• [TASK DIRECTIONS]:
Copy all the entries below exactly, but not the pictures.

• [SOURCE DATA]:
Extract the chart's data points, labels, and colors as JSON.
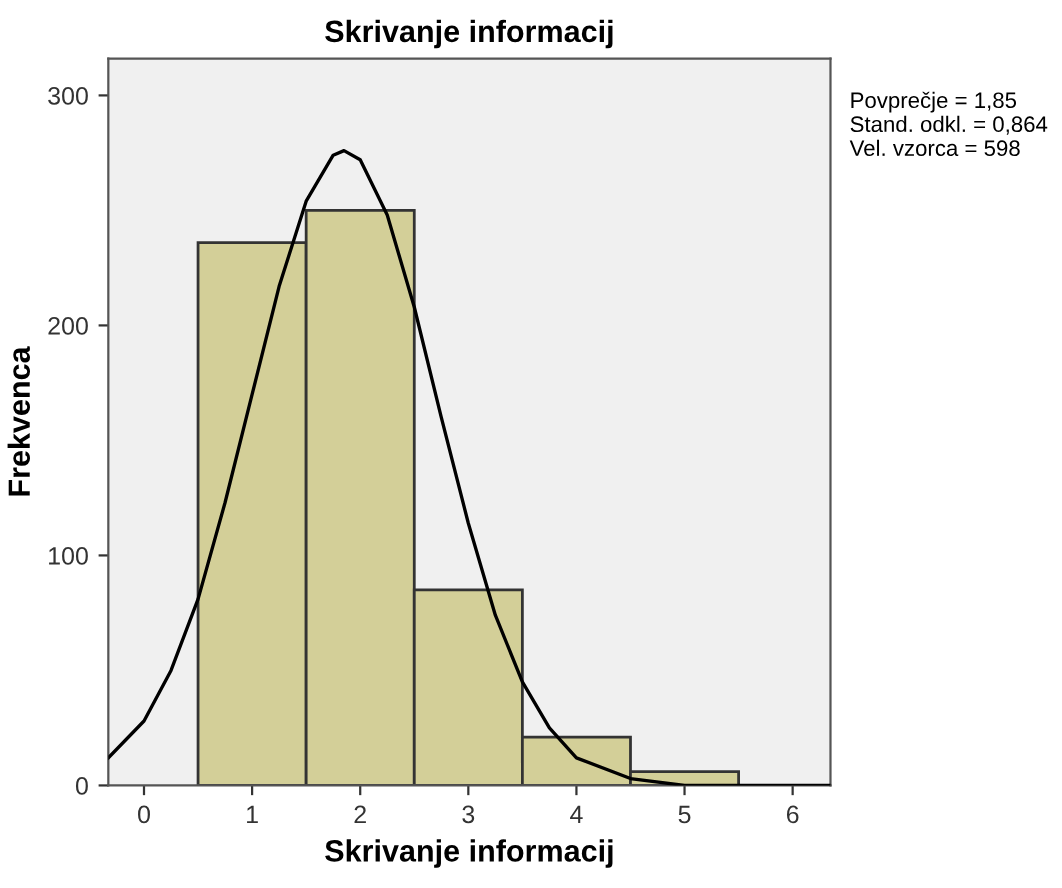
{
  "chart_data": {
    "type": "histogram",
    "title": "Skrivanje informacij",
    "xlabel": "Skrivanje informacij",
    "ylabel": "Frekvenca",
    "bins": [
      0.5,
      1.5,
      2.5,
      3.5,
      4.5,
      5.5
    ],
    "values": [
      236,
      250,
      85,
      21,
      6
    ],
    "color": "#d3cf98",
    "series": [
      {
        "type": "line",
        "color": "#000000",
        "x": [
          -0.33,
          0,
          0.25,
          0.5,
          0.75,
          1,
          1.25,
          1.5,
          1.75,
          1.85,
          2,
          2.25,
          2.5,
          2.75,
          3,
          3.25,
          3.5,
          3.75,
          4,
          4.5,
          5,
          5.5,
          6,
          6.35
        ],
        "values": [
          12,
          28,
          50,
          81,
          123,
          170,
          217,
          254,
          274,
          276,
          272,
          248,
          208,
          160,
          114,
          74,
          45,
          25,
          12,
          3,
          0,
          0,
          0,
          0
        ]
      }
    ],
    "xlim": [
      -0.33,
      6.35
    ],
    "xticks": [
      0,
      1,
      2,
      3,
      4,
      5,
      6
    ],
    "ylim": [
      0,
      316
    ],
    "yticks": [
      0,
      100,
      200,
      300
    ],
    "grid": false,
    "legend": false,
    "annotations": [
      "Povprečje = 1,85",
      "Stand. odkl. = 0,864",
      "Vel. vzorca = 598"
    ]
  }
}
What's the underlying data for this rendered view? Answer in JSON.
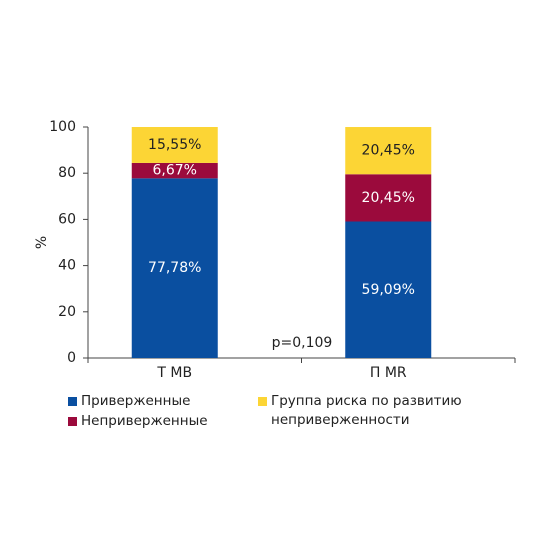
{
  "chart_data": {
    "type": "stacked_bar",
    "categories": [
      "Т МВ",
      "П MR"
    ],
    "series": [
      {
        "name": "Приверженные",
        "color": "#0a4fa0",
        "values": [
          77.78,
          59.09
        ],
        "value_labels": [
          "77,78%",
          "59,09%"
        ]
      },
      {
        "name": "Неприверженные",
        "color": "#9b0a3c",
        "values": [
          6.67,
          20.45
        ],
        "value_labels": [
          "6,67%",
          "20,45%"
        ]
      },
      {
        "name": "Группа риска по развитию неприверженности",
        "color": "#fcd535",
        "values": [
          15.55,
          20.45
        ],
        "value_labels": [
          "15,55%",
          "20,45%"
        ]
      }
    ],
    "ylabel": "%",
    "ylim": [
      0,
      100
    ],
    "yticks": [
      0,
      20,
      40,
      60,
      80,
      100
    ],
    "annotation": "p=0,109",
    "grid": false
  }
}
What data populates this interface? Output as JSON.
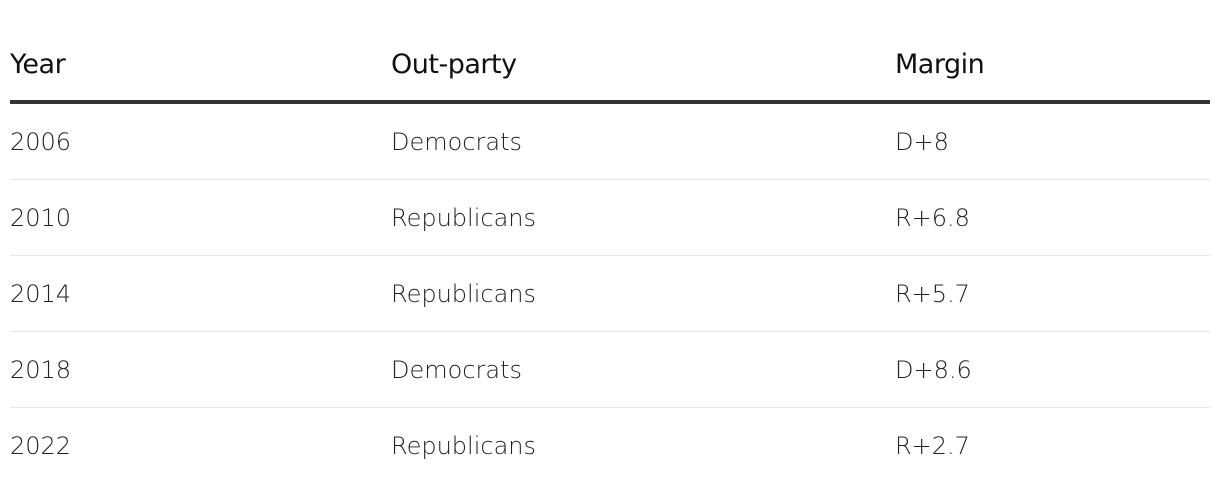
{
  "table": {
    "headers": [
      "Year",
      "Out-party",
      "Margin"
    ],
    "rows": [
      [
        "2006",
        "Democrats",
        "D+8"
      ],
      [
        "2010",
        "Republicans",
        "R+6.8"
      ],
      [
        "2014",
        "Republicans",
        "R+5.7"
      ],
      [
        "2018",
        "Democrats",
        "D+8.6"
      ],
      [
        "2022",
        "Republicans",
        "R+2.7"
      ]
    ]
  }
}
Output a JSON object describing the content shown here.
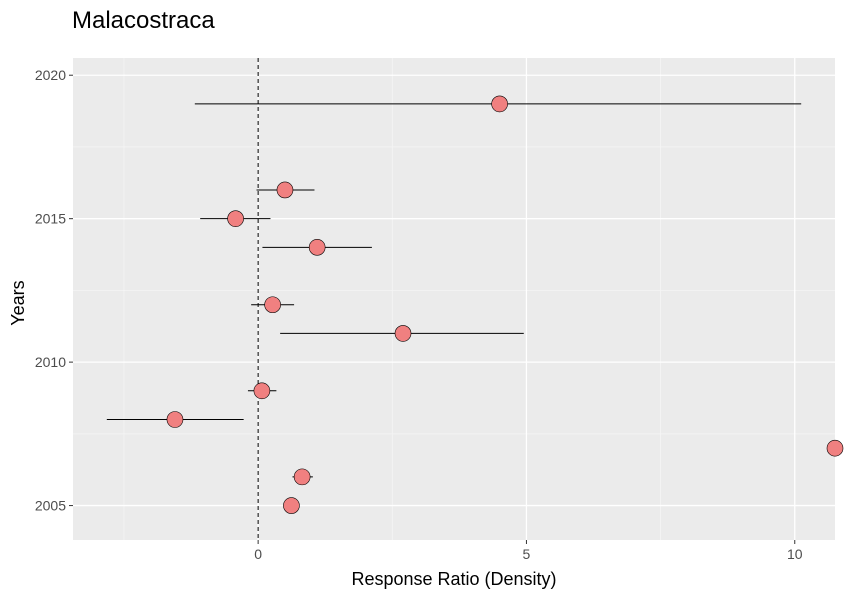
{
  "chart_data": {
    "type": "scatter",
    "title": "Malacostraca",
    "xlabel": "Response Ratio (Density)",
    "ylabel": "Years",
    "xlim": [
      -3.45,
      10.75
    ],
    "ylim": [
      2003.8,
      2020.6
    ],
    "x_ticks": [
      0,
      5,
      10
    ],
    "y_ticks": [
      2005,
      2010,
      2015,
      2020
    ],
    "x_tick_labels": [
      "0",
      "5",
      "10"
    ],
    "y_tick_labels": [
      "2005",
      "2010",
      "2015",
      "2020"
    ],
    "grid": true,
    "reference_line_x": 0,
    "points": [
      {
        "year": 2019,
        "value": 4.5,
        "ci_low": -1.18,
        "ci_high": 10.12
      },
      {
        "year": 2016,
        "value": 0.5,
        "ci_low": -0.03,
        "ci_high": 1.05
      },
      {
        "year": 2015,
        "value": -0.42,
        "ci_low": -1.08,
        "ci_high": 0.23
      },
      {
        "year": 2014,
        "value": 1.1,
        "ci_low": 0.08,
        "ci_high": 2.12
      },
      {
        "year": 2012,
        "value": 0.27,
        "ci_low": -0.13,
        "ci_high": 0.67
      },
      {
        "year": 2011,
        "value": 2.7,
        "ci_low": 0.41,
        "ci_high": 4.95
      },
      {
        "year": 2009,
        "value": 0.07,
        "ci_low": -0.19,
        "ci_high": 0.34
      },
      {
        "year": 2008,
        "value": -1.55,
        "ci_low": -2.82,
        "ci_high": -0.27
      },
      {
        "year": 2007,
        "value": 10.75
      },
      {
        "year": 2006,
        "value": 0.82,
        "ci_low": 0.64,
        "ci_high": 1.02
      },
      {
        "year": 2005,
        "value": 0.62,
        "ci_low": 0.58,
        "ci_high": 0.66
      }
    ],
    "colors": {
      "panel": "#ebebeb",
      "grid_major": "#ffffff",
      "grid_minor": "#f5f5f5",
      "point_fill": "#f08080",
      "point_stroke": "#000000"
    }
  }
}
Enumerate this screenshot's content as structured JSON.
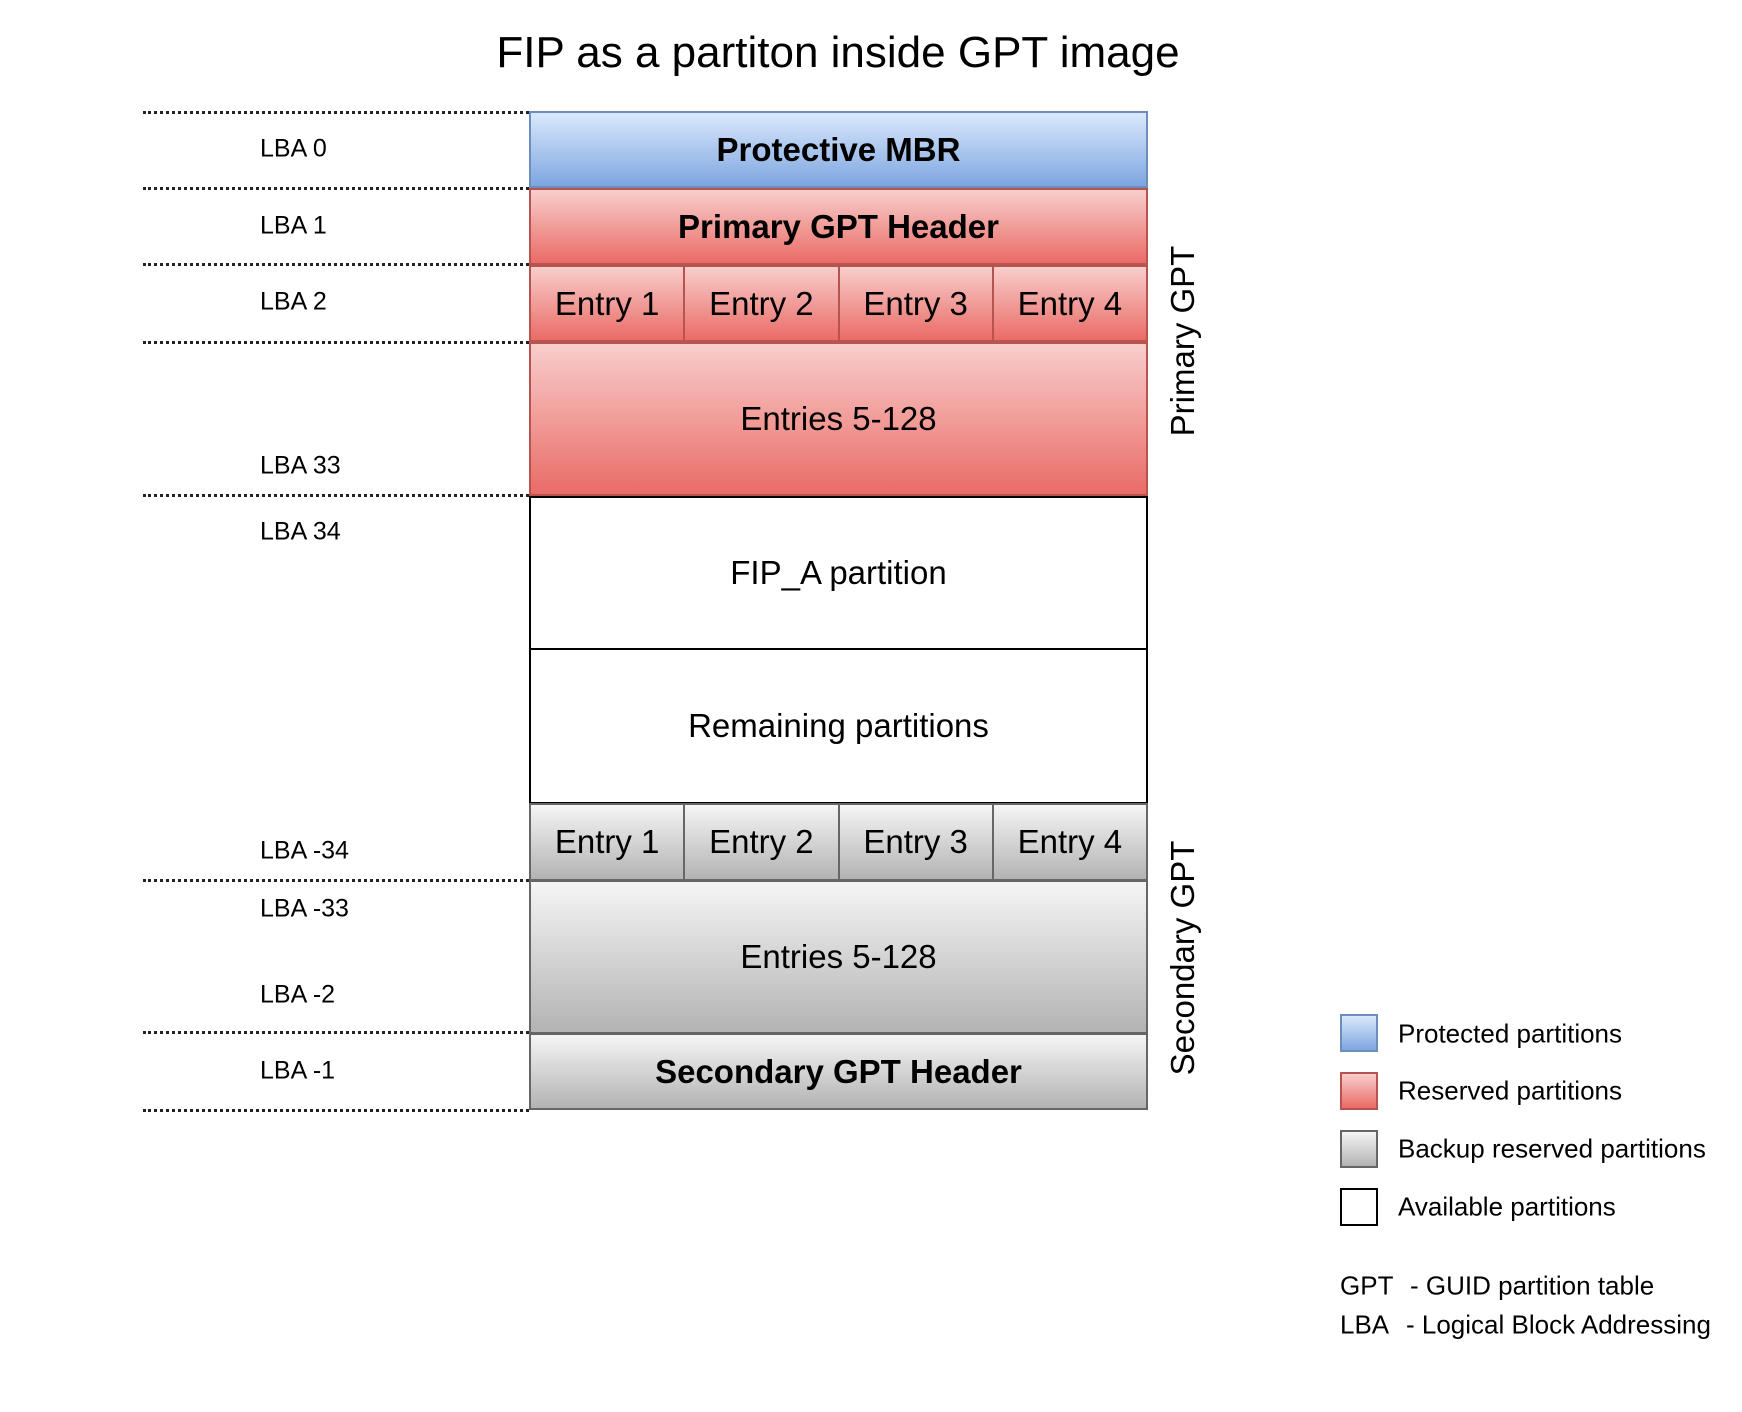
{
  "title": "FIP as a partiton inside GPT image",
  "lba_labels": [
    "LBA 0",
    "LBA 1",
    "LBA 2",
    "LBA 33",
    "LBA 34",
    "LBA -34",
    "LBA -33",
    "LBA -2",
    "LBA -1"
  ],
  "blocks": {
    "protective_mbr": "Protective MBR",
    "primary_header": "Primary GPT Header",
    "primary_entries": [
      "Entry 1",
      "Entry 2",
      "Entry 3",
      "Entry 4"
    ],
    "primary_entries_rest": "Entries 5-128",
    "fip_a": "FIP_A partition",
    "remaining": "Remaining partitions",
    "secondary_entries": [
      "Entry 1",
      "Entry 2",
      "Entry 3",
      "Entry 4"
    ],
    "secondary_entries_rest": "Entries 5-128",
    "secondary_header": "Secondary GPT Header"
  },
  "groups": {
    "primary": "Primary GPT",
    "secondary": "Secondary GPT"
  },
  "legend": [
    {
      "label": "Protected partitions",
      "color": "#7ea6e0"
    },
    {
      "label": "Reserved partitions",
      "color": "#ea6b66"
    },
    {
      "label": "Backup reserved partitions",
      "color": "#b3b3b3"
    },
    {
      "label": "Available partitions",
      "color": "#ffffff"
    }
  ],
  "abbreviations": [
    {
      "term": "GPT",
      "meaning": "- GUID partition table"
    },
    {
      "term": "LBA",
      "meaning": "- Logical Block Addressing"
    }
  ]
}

• [IN RESPONSE]:
Extract the chart's data points, labels, and colors as JSON.
{
  "chart_data": {
    "type": "histogram",
    "title": "Skrivanje informacij",
    "xlabel": "Skrivanje informacij",
    "ylabel": "Frekvenca",
    "bins": [
      0.5,
      1.5,
      2.5,
      3.5,
      4.5,
      5.5
    ],
    "values": [
      236,
      250,
      85,
      21,
      6
    ],
    "color": "#d3cf98",
    "series": [
      {
        "type": "line",
        "color": "#000000",
        "x": [
          -0.33,
          0,
          0.25,
          0.5,
          0.75,
          1,
          1.25,
          1.5,
          1.75,
          1.85,
          2,
          2.25,
          2.5,
          2.75,
          3,
          3.25,
          3.5,
          3.75,
          4,
          4.5,
          5,
          5.5,
          6,
          6.35
        ],
        "values": [
          12,
          28,
          50,
          81,
          123,
          170,
          217,
          254,
          274,
          276,
          272,
          248,
          208,
          160,
          114,
          74,
          45,
          25,
          12,
          3,
          0,
          0,
          0,
          0
        ]
      }
    ],
    "xlim": [
      -0.33,
      6.35
    ],
    "xticks": [
      0,
      1,
      2,
      3,
      4,
      5,
      6
    ],
    "ylim": [
      0,
      316
    ],
    "yticks": [
      0,
      100,
      200,
      300
    ],
    "grid": false,
    "legend": false,
    "annotations": [
      "Povprečje = 1,85",
      "Stand. odkl. = 0,864",
      "Vel. vzorca = 598"
    ]
  }
}
What's the underlying data for this rendered view? Answer in JSON.
{
  "chart_data": {
    "type": "stacked_bar",
    "categories": [
      "Т МВ",
      "П MR"
    ],
    "series": [
      {
        "name": "Приверженные",
        "color": "#0a4fa0",
        "values": [
          77.78,
          59.09
        ],
        "value_labels": [
          "77,78%",
          "59,09%"
        ]
      },
      {
        "name": "Неприверженные",
        "color": "#9b0a3c",
        "values": [
          6.67,
          20.45
        ],
        "value_labels": [
          "6,67%",
          "20,45%"
        ]
      },
      {
        "name": "Группа риска по развитию неприверженности",
        "color": "#fcd535",
        "values": [
          15.55,
          20.45
        ],
        "value_labels": [
          "15,55%",
          "20,45%"
        ]
      }
    ],
    "ylabel": "%",
    "ylim": [
      0,
      100
    ],
    "yticks": [
      0,
      20,
      40,
      60,
      80,
      100
    ],
    "annotation": "p=0,109",
    "grid": false
  }
}
What data populates this interface? Output as JSON.
{
  "table": {
    "headers": [
      "Year",
      "Out-party",
      "Margin"
    ],
    "rows": [
      [
        "2006",
        "Democrats",
        "D+8"
      ],
      [
        "2010",
        "Republicans",
        "R+6.8"
      ],
      [
        "2014",
        "Republicans",
        "R+5.7"
      ],
      [
        "2018",
        "Democrats",
        "D+8.6"
      ],
      [
        "2022",
        "Republicans",
        "R+2.7"
      ]
    ]
  }
}
Output a JSON object describing the content shown here.
{
  "chart_data": {
    "type": "scatter",
    "title": "Malacostraca",
    "xlabel": "Response Ratio (Density)",
    "ylabel": "Years",
    "xlim": [
      -3.45,
      10.75
    ],
    "ylim": [
      2003.8,
      2020.6
    ],
    "x_ticks": [
      0,
      5,
      10
    ],
    "y_ticks": [
      2005,
      2010,
      2015,
      2020
    ],
    "x_tick_labels": [
      "0",
      "5",
      "10"
    ],
    "y_tick_labels": [
      "2005",
      "2010",
      "2015",
      "2020"
    ],
    "grid": true,
    "reference_line_x": 0,
    "points": [
      {
        "year": 2019,
        "value": 4.5,
        "ci_low": -1.18,
        "ci_high": 10.12
      },
      {
        "year": 2016,
        "value": 0.5,
        "ci_low": -0.03,
        "ci_high": 1.05
      },
      {
        "year": 2015,
        "value": -0.42,
        "ci_low": -1.08,
        "ci_high": 0.23
      },
      {
        "year": 2014,
        "value": 1.1,
        "ci_low": 0.08,
        "ci_high": 2.12
      },
      {
        "year": 2012,
        "value": 0.27,
        "ci_low": -0.13,
        "ci_high": 0.67
      },
      {
        "year": 2011,
        "value": 2.7,
        "ci_low": 0.41,
        "ci_high": 4.95
      },
      {
        "year": 2009,
        "value": 0.07,
        "ci_low": -0.19,
        "ci_high": 0.34
      },
      {
        "year": 2008,
        "value": -1.55,
        "ci_low": -2.82,
        "ci_high": -0.27
      },
      {
        "year": 2007,
        "value": 10.75
      },
      {
        "year": 2006,
        "value": 0.82,
        "ci_low": 0.64,
        "ci_high": 1.02
      },
      {
        "year": 2005,
        "value": 0.62,
        "ci_low": 0.58,
        "ci_high": 0.66
      }
    ],
    "colors": {
      "panel": "#ebebeb",
      "grid_major": "#ffffff",
      "grid_minor": "#f5f5f5",
      "point_fill": "#f08080",
      "point_stroke": "#000000"
    }
  }
}
Enumerate this screenshot's content as structured JSON.
{
  "title": "FIP as a partiton inside GPT image",
  "lba_labels": [
    "LBA 0",
    "LBA 1",
    "LBA 2",
    "LBA 33",
    "LBA 34",
    "LBA -34",
    "LBA -33",
    "LBA -2",
    "LBA -1"
  ],
  "blocks": {
    "protective_mbr": "Protective MBR",
    "primary_header": "Primary GPT Header",
    "primary_entries": [
      "Entry 1",
      "Entry 2",
      "Entry 3",
      "Entry 4"
    ],
    "primary_entries_rest": "Entries 5-128",
    "fip_a": "FIP_A partition",
    "remaining": "Remaining partitions",
    "secondary_entries": [
      "Entry 1",
      "Entry 2",
      "Entry 3",
      "Entry 4"
    ],
    "secondary_entries_rest": "Entries 5-128",
    "secondary_header": "Secondary GPT Header"
  },
  "groups": {
    "primary": "Primary GPT",
    "secondary": "Secondary GPT"
  },
  "legend": [
    {
      "label": "Protected partitions",
      "color": "#7ea6e0"
    },
    {
      "label": "Reserved partitions",
      "color": "#ea6b66"
    },
    {
      "label": "Backup reserved partitions",
      "color": "#b3b3b3"
    },
    {
      "label": "Available partitions",
      "color": "#ffffff"
    }
  ],
  "abbreviations": [
    {
      "term": "GPT",
      "meaning": "- GUID partition table"
    },
    {
      "term": "LBA",
      "meaning": "- Logical Block Addressing"
    }
  ]
}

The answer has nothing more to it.